*JOB*
Set down the material once more, exactly as it appears.

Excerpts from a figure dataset
--------------------------------
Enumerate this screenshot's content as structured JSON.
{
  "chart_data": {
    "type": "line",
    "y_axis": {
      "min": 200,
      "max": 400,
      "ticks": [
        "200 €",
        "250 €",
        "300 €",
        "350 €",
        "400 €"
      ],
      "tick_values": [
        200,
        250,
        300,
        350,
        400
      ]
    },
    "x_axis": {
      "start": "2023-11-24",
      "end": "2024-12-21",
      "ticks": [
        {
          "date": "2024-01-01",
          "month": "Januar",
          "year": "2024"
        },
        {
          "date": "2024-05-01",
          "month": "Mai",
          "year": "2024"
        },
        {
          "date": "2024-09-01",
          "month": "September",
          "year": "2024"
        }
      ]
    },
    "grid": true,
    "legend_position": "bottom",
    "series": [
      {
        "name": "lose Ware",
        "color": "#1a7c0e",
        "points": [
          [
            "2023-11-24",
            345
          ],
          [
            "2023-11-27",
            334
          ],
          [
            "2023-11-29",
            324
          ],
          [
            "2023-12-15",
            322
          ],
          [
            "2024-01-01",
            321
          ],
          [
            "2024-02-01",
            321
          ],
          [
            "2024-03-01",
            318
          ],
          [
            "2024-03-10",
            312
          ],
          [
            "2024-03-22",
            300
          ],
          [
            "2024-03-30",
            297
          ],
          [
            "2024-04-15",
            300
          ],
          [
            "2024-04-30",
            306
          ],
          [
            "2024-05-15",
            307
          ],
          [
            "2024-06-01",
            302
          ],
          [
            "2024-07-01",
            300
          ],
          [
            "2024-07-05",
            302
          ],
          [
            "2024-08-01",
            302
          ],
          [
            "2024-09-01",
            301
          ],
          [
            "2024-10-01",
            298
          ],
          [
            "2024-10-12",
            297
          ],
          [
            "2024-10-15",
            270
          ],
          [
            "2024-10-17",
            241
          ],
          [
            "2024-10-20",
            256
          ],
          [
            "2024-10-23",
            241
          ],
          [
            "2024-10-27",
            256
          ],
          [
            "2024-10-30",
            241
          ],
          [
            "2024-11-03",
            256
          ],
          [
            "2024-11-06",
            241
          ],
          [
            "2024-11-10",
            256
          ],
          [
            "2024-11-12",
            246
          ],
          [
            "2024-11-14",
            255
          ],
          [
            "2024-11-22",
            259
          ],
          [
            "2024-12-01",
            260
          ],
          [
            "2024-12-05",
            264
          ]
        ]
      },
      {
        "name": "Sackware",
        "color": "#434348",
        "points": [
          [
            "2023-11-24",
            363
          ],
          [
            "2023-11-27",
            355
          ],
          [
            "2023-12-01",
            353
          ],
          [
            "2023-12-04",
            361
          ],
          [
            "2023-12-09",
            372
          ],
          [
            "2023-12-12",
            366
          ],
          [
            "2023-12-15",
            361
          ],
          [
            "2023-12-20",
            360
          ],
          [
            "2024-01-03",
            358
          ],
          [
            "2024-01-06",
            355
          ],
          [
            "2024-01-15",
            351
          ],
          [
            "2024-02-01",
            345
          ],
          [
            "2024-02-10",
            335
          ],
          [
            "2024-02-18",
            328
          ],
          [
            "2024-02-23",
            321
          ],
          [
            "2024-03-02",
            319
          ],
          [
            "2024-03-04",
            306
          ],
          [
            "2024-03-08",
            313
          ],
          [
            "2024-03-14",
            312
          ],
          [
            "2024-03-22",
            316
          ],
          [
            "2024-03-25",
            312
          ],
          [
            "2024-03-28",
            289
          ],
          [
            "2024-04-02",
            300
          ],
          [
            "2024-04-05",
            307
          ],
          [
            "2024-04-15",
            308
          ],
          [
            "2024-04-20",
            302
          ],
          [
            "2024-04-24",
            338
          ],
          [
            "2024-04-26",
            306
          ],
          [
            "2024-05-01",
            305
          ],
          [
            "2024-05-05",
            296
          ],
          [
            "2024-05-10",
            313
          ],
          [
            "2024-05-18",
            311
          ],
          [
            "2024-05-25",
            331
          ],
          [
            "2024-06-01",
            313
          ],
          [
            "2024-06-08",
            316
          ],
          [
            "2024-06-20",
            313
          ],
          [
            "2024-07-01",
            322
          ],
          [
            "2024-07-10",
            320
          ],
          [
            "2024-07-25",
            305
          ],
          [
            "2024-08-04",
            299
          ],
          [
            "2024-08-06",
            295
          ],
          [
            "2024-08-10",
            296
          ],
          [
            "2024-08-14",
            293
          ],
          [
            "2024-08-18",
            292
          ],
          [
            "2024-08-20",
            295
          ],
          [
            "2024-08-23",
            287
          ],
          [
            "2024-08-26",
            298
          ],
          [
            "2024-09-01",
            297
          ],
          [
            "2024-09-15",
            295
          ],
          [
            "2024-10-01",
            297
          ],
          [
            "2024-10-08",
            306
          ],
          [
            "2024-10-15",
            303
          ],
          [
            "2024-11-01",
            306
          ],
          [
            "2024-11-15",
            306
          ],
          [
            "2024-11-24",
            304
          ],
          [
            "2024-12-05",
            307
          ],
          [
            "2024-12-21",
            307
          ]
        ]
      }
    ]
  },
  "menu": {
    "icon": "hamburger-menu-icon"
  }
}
--------------------------------
*EXPECTED ANSWER*
Enumerate this screenshot's content as structured JSON.
{
  "chart_data": {
    "type": "line",
    "y_axis": {
      "min": 200,
      "max": 400,
      "ticks": [
        "200 €",
        "250 €",
        "300 €",
        "350 €",
        "400 €"
      ],
      "tick_values": [
        200,
        250,
        300,
        350,
        400
      ]
    },
    "x_axis": {
      "start": "2023-11-24",
      "end": "2024-12-21",
      "ticks": [
        {
          "date": "2024-01-01",
          "month": "Januar",
          "year": "2024"
        },
        {
          "date": "2024-05-01",
          "month": "Mai",
          "year": "2024"
        },
        {
          "date": "2024-09-01",
          "month": "September",
          "year": "2024"
        }
      ]
    },
    "grid": true,
    "legend_position": "bottom",
    "series": [
      {
        "name": "lose Ware",
        "color": "#1a7c0e",
        "points": [
          [
            "2023-11-24",
            345
          ],
          [
            "2023-11-27",
            334
          ],
          [
            "2023-11-29",
            324
          ],
          [
            "2023-12-15",
            322
          ],
          [
            "2024-01-01",
            321
          ],
          [
            "2024-02-01",
            321
          ],
          [
            "2024-03-01",
            318
          ],
          [
            "2024-03-10",
            312
          ],
          [
            "2024-03-22",
            300
          ],
          [
            "2024-03-30",
            297
          ],
          [
            "2024-04-15",
            300
          ],
          [
            "2024-04-30",
            306
          ],
          [
            "2024-05-15",
            307
          ],
          [
            "2024-06-01",
            302
          ],
          [
            "2024-07-01",
            300
          ],
          [
            "2024-07-05",
            302
          ],
          [
            "2024-08-01",
            302
          ],
          [
            "2024-09-01",
            301
          ],
          [
            "2024-10-01",
            298
          ],
          [
            "2024-10-12",
            297
          ],
          [
            "2024-10-15",
            270
          ],
          [
            "2024-10-17",
            241
          ],
          [
            "2024-10-20",
            256
          ],
          [
            "2024-10-23",
            241
          ],
          [
            "2024-10-27",
            256
          ],
          [
            "2024-10-30",
            241
          ],
          [
            "2024-11-03",
            256
          ],
          [
            "2024-11-06",
            241
          ],
          [
            "2024-11-10",
            256
          ],
          [
            "2024-11-12",
            246
          ],
          [
            "2024-11-14",
            255
          ],
          [
            "2024-11-22",
            259
          ],
          [
            "2024-12-01",
            260
          ],
          [
            "2024-12-05",
            264
          ]
        ]
      },
      {
        "name": "Sackware",
        "color": "#434348",
        "points": [
          [
            "2023-11-24",
            363
          ],
          [
            "2023-11-27",
            355
          ],
          [
            "2023-12-01",
            353
          ],
          [
            "2023-12-04",
            361
          ],
          [
            "2023-12-09",
            372
          ],
          [
            "2023-12-12",
            366
          ],
          [
            "2023-12-15",
            361
          ],
          [
            "2023-12-20",
            360
          ],
          [
            "2024-01-03",
            358
          ],
          [
            "2024-01-06",
            355
          ],
          [
            "2024-01-15",
            351
          ],
          [
            "2024-02-01",
            345
          ],
          [
            "2024-02-10",
            335
          ],
          [
            "2024-02-18",
            328
          ],
          [
            "2024-02-23",
            321
          ],
          [
            "2024-03-02",
            319
          ],
          [
            "2024-03-04",
            306
          ],
          [
            "2024-03-08",
            313
          ],
          [
            "2024-03-14",
            312
          ],
          [
            "2024-03-22",
            316
          ],
          [
            "2024-03-25",
            312
          ],
          [
            "2024-03-28",
            289
          ],
          [
            "2024-04-02",
            300
          ],
          [
            "2024-04-05",
            307
          ],
          [
            "2024-04-15",
            308
          ],
          [
            "2024-04-20",
            302
          ],
          [
            "2024-04-24",
            338
          ],
          [
            "2024-04-26",
            306
          ],
          [
            "2024-05-01",
            305
          ],
          [
            "2024-05-05",
            296
          ],
          [
            "2024-05-10",
            313
          ],
          [
            "2024-05-18",
            311
          ],
          [
            "2024-05-25",
            331
          ],
          [
            "2024-06-01",
            313
          ],
          [
            "2024-06-08",
            316
          ],
          [
            "2024-06-20",
            313
          ],
          [
            "2024-07-01",
            322
          ],
          [
            "2024-07-10",
            320
          ],
          [
            "2024-07-25",
            305
          ],
          [
            "2024-08-04",
            299
          ],
          [
            "2024-08-06",
            295
          ],
          [
            "2024-08-10",
            296
          ],
          [
            "2024-08-14",
            293
          ],
          [
            "2024-08-18",
            292
          ],
          [
            "2024-08-20",
            295
          ],
          [
            "2024-08-23",
            287
          ],
          [
            "2024-08-26",
            298
          ],
          [
            "2024-09-01",
            297
          ],
          [
            "2024-09-15",
            295
          ],
          [
            "2024-10-01",
            297
          ],
          [
            "2024-10-08",
            306
          ],
          [
            "2024-10-15",
            303
          ],
          [
            "2024-11-01",
            306
          ],
          [
            "2024-11-15",
            306
          ],
          [
            "2024-11-24",
            304
          ],
          [
            "2024-12-05",
            307
          ],
          [
            "2024-12-21",
            307
          ]
        ]
      }
    ]
  },
  "menu": {
    "icon": "hamburger-menu-icon"
  }
}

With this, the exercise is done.